# [Description of the task]
Filter the data for lines with the word "JSON", then copy every line so identified.

# [Excerpted records]
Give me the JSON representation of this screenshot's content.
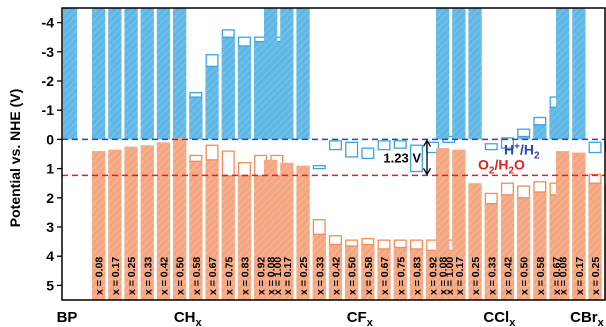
{
  "chart_data": {
    "type": "bar",
    "ylabel": "Potential vs. NHE (V)",
    "ylim": [
      5.5,
      -4.5
    ],
    "y_ticks": [
      -4,
      -3,
      -2,
      -1,
      0,
      1,
      2,
      3,
      4,
      5
    ],
    "y_tick_labels": [
      "-4",
      "-3",
      "-2",
      "-1",
      "0",
      "1",
      "2",
      "3",
      "4",
      "5"
    ],
    "value_meaning": "each bar spans from CBM (top, blue) to VBM (bottom, orange); open boxes mark a second level",
    "colors": {
      "cbm": "#5fb8e6",
      "vbm": "#f5a782",
      "box": "#ffffff",
      "box_stroke_blue": "#3aa4e0",
      "box_stroke_orange": "#f28c5a",
      "h2_line": "#3344aa",
      "o2_line": "#dd2222"
    },
    "reference_lines": [
      {
        "name": "H+/H2",
        "label_main": "H",
        "label_sup": "+",
        "label_mid": "/H",
        "label_sub": "2",
        "value": 0.0,
        "color": "#3344aa"
      },
      {
        "name": "O2/H2O",
        "label_main": "O",
        "label_sub": "2",
        "label_mid": "/H",
        "label_sub2": "2",
        "label_end": "O",
        "value": 1.23,
        "color": "#dd2222"
      }
    ],
    "gap_label": "1.23 V",
    "groups": [
      {
        "name": "BP",
        "name_main": "BP",
        "name_sub": "",
        "bars": [
          {
            "x": "",
            "cbm": -4.5,
            "vbm": 5.5
          }
        ]
      },
      {
        "name": "CHx",
        "name_main": "CH",
        "name_sub": "x",
        "bars": [
          {
            "x": "x = 0.08",
            "cbm": -4.5,
            "vbm": 0.4,
            "box_cbm": null,
            "box_vbm": null
          },
          {
            "x": "x = 0.17",
            "cbm": -4.5,
            "vbm": 0.35,
            "box_cbm": null,
            "box_vbm": null
          },
          {
            "x": "x = 0.25",
            "cbm": -4.5,
            "vbm": 0.25,
            "box_cbm": null,
            "box_vbm": null
          },
          {
            "x": "x = 0.33",
            "cbm": -4.5,
            "vbm": 0.2,
            "box_cbm": null,
            "box_vbm": null
          },
          {
            "x": "x = 0.42",
            "cbm": -4.5,
            "vbm": 0.1,
            "box_cbm": null,
            "box_vbm": null
          },
          {
            "x": "x = 0.50",
            "cbm": -4.5,
            "vbm": -0.05,
            "box_cbm": null,
            "box_vbm": null
          },
          {
            "x": "x = 0.58",
            "cbm": -1.45,
            "vbm": 0.75,
            "box_cbm": [
              -1.45,
              -1.6
            ],
            "box_vbm": [
              0.75,
              0.55
            ]
          },
          {
            "x": "x = 0.67",
            "cbm": -2.5,
            "vbm": 0.7,
            "box_cbm": [
              -2.5,
              -2.9
            ],
            "box_vbm": [
              0.7,
              0.2
            ]
          },
          {
            "x": "x = 0.75",
            "cbm": -3.5,
            "vbm": 1.25,
            "box_cbm": [
              -3.5,
              -3.75
            ],
            "box_vbm": [
              1.25,
              0.4
            ]
          },
          {
            "x": "x = 0.83",
            "cbm": -3.2,
            "vbm": 1.25,
            "box_cbm": [
              -3.2,
              -3.5
            ],
            "box_vbm": [
              1.25,
              0.8
            ]
          },
          {
            "x": "x = 0.92",
            "cbm": -3.35,
            "vbm": 1.25,
            "box_cbm": [
              -3.35,
              -3.5
            ],
            "box_vbm": [
              1.25,
              0.55
            ]
          },
          {
            "x": "x = 1.00",
            "cbm": -3.35,
            "vbm": 1.25,
            "box_cbm": [
              -3.35,
              -3.5
            ],
            "box_vbm": [
              1.25,
              0.55
            ]
          }
        ]
      },
      {
        "name": "CFx",
        "name_main": "CF",
        "name_sub": "x",
        "bars": [
          {
            "x": "x = 0.08",
            "cbm": -4.5,
            "vbm": 0.7,
            "box_cbm": null,
            "box_vbm": null
          },
          {
            "x": "x = 0.17",
            "cbm": -4.5,
            "vbm": 0.8,
            "box_cbm": null,
            "box_vbm": null
          },
          {
            "x": "x = 0.25",
            "cbm": -4.5,
            "vbm": 0.9,
            "box_cbm": null,
            "box_vbm": null
          },
          {
            "x": "x = 0.33",
            "cbm": 0.9,
            "vbm": 3.25,
            "box_cbm": [
              0.9,
              1.0
            ],
            "box_vbm": [
              3.25,
              2.75
            ]
          },
          {
            "x": "x = 0.42",
            "cbm": 0.05,
            "vbm": 3.6,
            "box_cbm": [
              0.05,
              0.35
            ],
            "box_vbm": [
              3.6,
              3.3
            ]
          },
          {
            "x": "x = 0.50",
            "cbm": 0.1,
            "vbm": 3.65,
            "box_cbm": [
              0.1,
              0.6
            ],
            "box_vbm": [
              3.65,
              3.45
            ]
          },
          {
            "x": "x = 0.58",
            "cbm": 0.3,
            "vbm": 3.6,
            "box_cbm": [
              0.3,
              0.65
            ],
            "box_vbm": [
              3.6,
              3.4
            ]
          },
          {
            "x": "x = 0.67",
            "cbm": 0.05,
            "vbm": 3.75,
            "box_cbm": [
              0.05,
              0.35
            ],
            "box_vbm": [
              3.75,
              3.45
            ]
          },
          {
            "x": "x = 0.75",
            "cbm": 0.05,
            "vbm": 3.7,
            "box_cbm": [
              0.05,
              0.3
            ],
            "box_vbm": [
              3.7,
              3.45
            ]
          },
          {
            "x": "x = 0.83",
            "cbm": 0.2,
            "vbm": 3.75,
            "box_cbm": [
              0.2,
              1.1
            ],
            "box_vbm": [
              3.75,
              3.45
            ]
          },
          {
            "x": "x = 0.92",
            "cbm": 0.1,
            "vbm": 3.8,
            "box_cbm": [
              0.1,
              0.45
            ],
            "box_vbm": [
              3.8,
              3.45
            ]
          },
          {
            "x": "x = 1.00",
            "cbm": -0.1,
            "vbm": 3.8,
            "box_cbm": [
              -0.1,
              0.1
            ],
            "box_vbm": [
              3.8,
              3.45
            ]
          }
        ]
      },
      {
        "name": "CClx",
        "name_main": "CCl",
        "name_sub": "x",
        "bars": [
          {
            "x": "x = 0.08",
            "cbm": -4.5,
            "vbm": 0.3,
            "box_cbm": null,
            "box_vbm": null
          },
          {
            "x": "x = 0.17",
            "cbm": -4.5,
            "vbm": 0.35,
            "box_cbm": null,
            "box_vbm": null
          },
          {
            "x": "x = 0.25",
            "cbm": -4.5,
            "vbm": 1.5,
            "box_cbm": null,
            "box_vbm": null
          },
          {
            "x": "x = 0.33",
            "cbm": 0.35,
            "vbm": 2.2,
            "box_cbm": [
              0.35,
              0.15
            ],
            "box_vbm": [
              2.2,
              1.85
            ]
          },
          {
            "x": "x = 0.42",
            "cbm": 0.3,
            "vbm": 1.9,
            "box_cbm": [
              0.3,
              -0.05
            ],
            "box_vbm": [
              1.9,
              1.5
            ]
          },
          {
            "x": "x = 0.50",
            "cbm": -0.1,
            "vbm": 2.0,
            "box_cbm": [
              -0.1,
              -0.35
            ],
            "box_vbm": [
              2.0,
              1.6
            ]
          },
          {
            "x": "x = 0.58",
            "cbm": -0.5,
            "vbm": 1.8,
            "box_cbm": [
              -0.5,
              -0.75
            ],
            "box_vbm": [
              1.8,
              1.45
            ]
          },
          {
            "x": "x = 0.67",
            "cbm": -1.1,
            "vbm": 1.9,
            "box_cbm": [
              -1.1,
              -1.45
            ],
            "box_vbm": [
              1.9,
              1.5
            ]
          }
        ]
      },
      {
        "name": "CBrx",
        "name_main": "CBr",
        "name_sub": "x",
        "bars": [
          {
            "x": "x = 0.08",
            "cbm": -4.5,
            "vbm": 0.4,
            "box_cbm": null,
            "box_vbm": null
          },
          {
            "x": "x = 0.17",
            "cbm": -4.5,
            "vbm": 0.45,
            "box_cbm": null,
            "box_vbm": null
          },
          {
            "x": "x = 0.25",
            "cbm": 0.45,
            "vbm": 1.5,
            "box_cbm": [
              0.45,
              0.1
            ],
            "box_vbm": [
              1.5,
              1.2
            ]
          },
          {
            "x": "x = 0.33",
            "cbm": 0.4,
            "vbm": 1.9,
            "box_cbm": [
              0.4,
              0.05
            ],
            "box_vbm": [
              1.9,
              1.6
            ]
          }
        ]
      }
    ]
  }
}
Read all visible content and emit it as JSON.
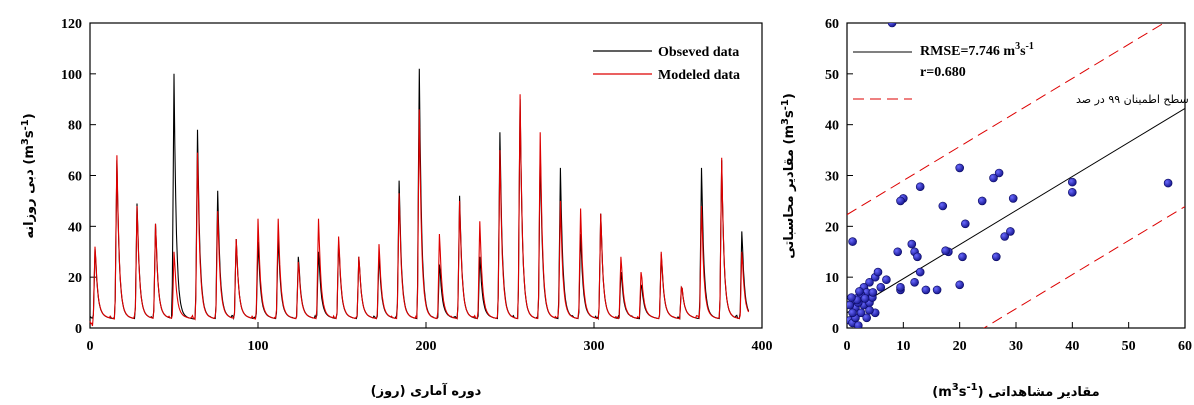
{
  "chart_data": [
    {
      "type": "line",
      "xlabel": "دوره آماری (روز)",
      "ylabel": "دبی روزانه (m³s⁻¹)",
      "ylabel_parts": {
        "text": "دبی روزانه",
        "unit_base": "m",
        "unit_sup1": "3",
        "unit_mid": "s",
        "unit_sup2": "-1"
      },
      "xlim": [
        0,
        400
      ],
      "ylim": [
        0,
        120
      ],
      "xticks": [
        0,
        100,
        200,
        300,
        400
      ],
      "yticks": [
        0,
        20,
        40,
        60,
        80,
        100,
        120
      ],
      "legend_position": "top-right",
      "colors": {
        "observed": "#000000",
        "modeled": "#dd0000"
      },
      "series": [
        {
          "name": "Obseved data",
          "peaks": [
            [
              3,
              31
            ],
            [
              16,
              66
            ],
            [
              28,
              49
            ],
            [
              39,
              41
            ],
            [
              50,
              100
            ],
            [
              64,
              78
            ],
            [
              76,
              54
            ],
            [
              87,
              35
            ],
            [
              100,
              34
            ],
            [
              112,
              36
            ],
            [
              124,
              28
            ],
            [
              136,
              30
            ],
            [
              148,
              34
            ],
            [
              160,
              28
            ],
            [
              172,
              28
            ],
            [
              184,
              58
            ],
            [
              196,
              102
            ],
            [
              208,
              25
            ],
            [
              220,
              52
            ],
            [
              232,
              28
            ],
            [
              244,
              77
            ],
            [
              256,
              90
            ],
            [
              268,
              70
            ],
            [
              280,
              63
            ],
            [
              292,
              37
            ],
            [
              304,
              45
            ],
            [
              316,
              22
            ],
            [
              328,
              17
            ],
            [
              340,
              29
            ],
            [
              352,
              16
            ],
            [
              364,
              63
            ],
            [
              376,
              66
            ],
            [
              388,
              38
            ]
          ]
        },
        {
          "name": "Modeled data",
          "peaks": [
            [
              3,
              32
            ],
            [
              16,
              68
            ],
            [
              28,
              48
            ],
            [
              39,
              41
            ],
            [
              50,
              30
            ],
            [
              64,
              69
            ],
            [
              76,
              46
            ],
            [
              87,
              35
            ],
            [
              100,
              43
            ],
            [
              112,
              43
            ],
            [
              124,
              26
            ],
            [
              136,
              43
            ],
            [
              148,
              36
            ],
            [
              160,
              28
            ],
            [
              172,
              33
            ],
            [
              184,
              53
            ],
            [
              196,
              86
            ],
            [
              208,
              37
            ],
            [
              220,
              50
            ],
            [
              232,
              42
            ],
            [
              244,
              70
            ],
            [
              256,
              92
            ],
            [
              268,
              77
            ],
            [
              280,
              50
            ],
            [
              292,
              47
            ],
            [
              304,
              45
            ],
            [
              316,
              28
            ],
            [
              328,
              22
            ],
            [
              340,
              30
            ],
            [
              352,
              16
            ],
            [
              364,
              48
            ],
            [
              376,
              67
            ],
            [
              388,
              30
            ]
          ]
        }
      ]
    },
    {
      "type": "scatter",
      "xlabel_parts": {
        "text": "مقادیر مشاهداتی",
        "unit_base": "m",
        "unit_sup1": "3",
        "unit_mid": "s",
        "unit_sup2": "-1"
      },
      "ylabel_parts": {
        "text": "مقادیر محاسباتی",
        "unit_base": "m",
        "unit_sup1": "3",
        "unit_mid": "s",
        "unit_sup2": "-1"
      },
      "xlim": [
        0,
        60
      ],
      "ylim": [
        0,
        60
      ],
      "xticks": [
        0,
        10,
        20,
        30,
        40,
        50,
        60
      ],
      "yticks": [
        0,
        10,
        20,
        30,
        40,
        50,
        60
      ],
      "fit_line": {
        "intercept": 3.0,
        "slope": 0.67
      },
      "confidence_offset": 19.3,
      "legend_position": "top-left",
      "legend": {
        "rmse_prefix": "RMSE=7.746 m",
        "rmse_sup1": "3",
        "rmse_mid": "s",
        "rmse_sup2": "-1",
        "r": "r=0.680",
        "confidence": "سطح اطمینان ۹۹ در صد"
      },
      "colors": {
        "points": "#1a1aa8",
        "fit": "#000000",
        "confidence": "#dd0000"
      },
      "points": [
        [
          8,
          60
        ],
        [
          1,
          17
        ],
        [
          20,
          31.5
        ],
        [
          27,
          30.5
        ],
        [
          26,
          29.5
        ],
        [
          40,
          28.7
        ],
        [
          40,
          26.7
        ],
        [
          57,
          28.5
        ],
        [
          13,
          27.8
        ],
        [
          10,
          25.5
        ],
        [
          9.5,
          25
        ],
        [
          24,
          25
        ],
        [
          29.5,
          25.5
        ],
        [
          17,
          24
        ],
        [
          11.5,
          16.5
        ],
        [
          12,
          15
        ],
        [
          12.5,
          14
        ],
        [
          9,
          15
        ],
        [
          20.5,
          14
        ],
        [
          21,
          20.5
        ],
        [
          26.5,
          14
        ],
        [
          28,
          18
        ],
        [
          29,
          19
        ],
        [
          18,
          15
        ],
        [
          17.5,
          15.2
        ],
        [
          16,
          7.5
        ],
        [
          20,
          8.5
        ],
        [
          9.5,
          7.5
        ],
        [
          9.5,
          8
        ],
        [
          14,
          7.5
        ],
        [
          13,
          11
        ],
        [
          12,
          9
        ],
        [
          7,
          9.5
        ],
        [
          6,
          8
        ],
        [
          5,
          10
        ],
        [
          5.5,
          11
        ],
        [
          4,
          9
        ],
        [
          3,
          8
        ],
        [
          3.5,
          7
        ],
        [
          2,
          6
        ],
        [
          1,
          5
        ],
        [
          1.5,
          4
        ],
        [
          0.5,
          1.5
        ],
        [
          1,
          1
        ],
        [
          2,
          0.5
        ],
        [
          1.5,
          2
        ],
        [
          2.5,
          3
        ],
        [
          3,
          4.5
        ],
        [
          4,
          5
        ],
        [
          4.5,
          6
        ],
        [
          5,
          3
        ],
        [
          2,
          5
        ],
        [
          2.5,
          6.5
        ],
        [
          3.5,
          2
        ],
        [
          1,
          3
        ],
        [
          0.5,
          4.5
        ],
        [
          4,
          3.5
        ],
        [
          1.8,
          5.5
        ],
        [
          3.2,
          5.8
        ],
        [
          4.6,
          7
        ],
        [
          2.2,
          7.2
        ],
        [
          0.8,
          6
        ]
      ]
    }
  ]
}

# [Solved problem]
Give me the JSON representation of this screenshot's content.
Read all visible content and emit it as JSON.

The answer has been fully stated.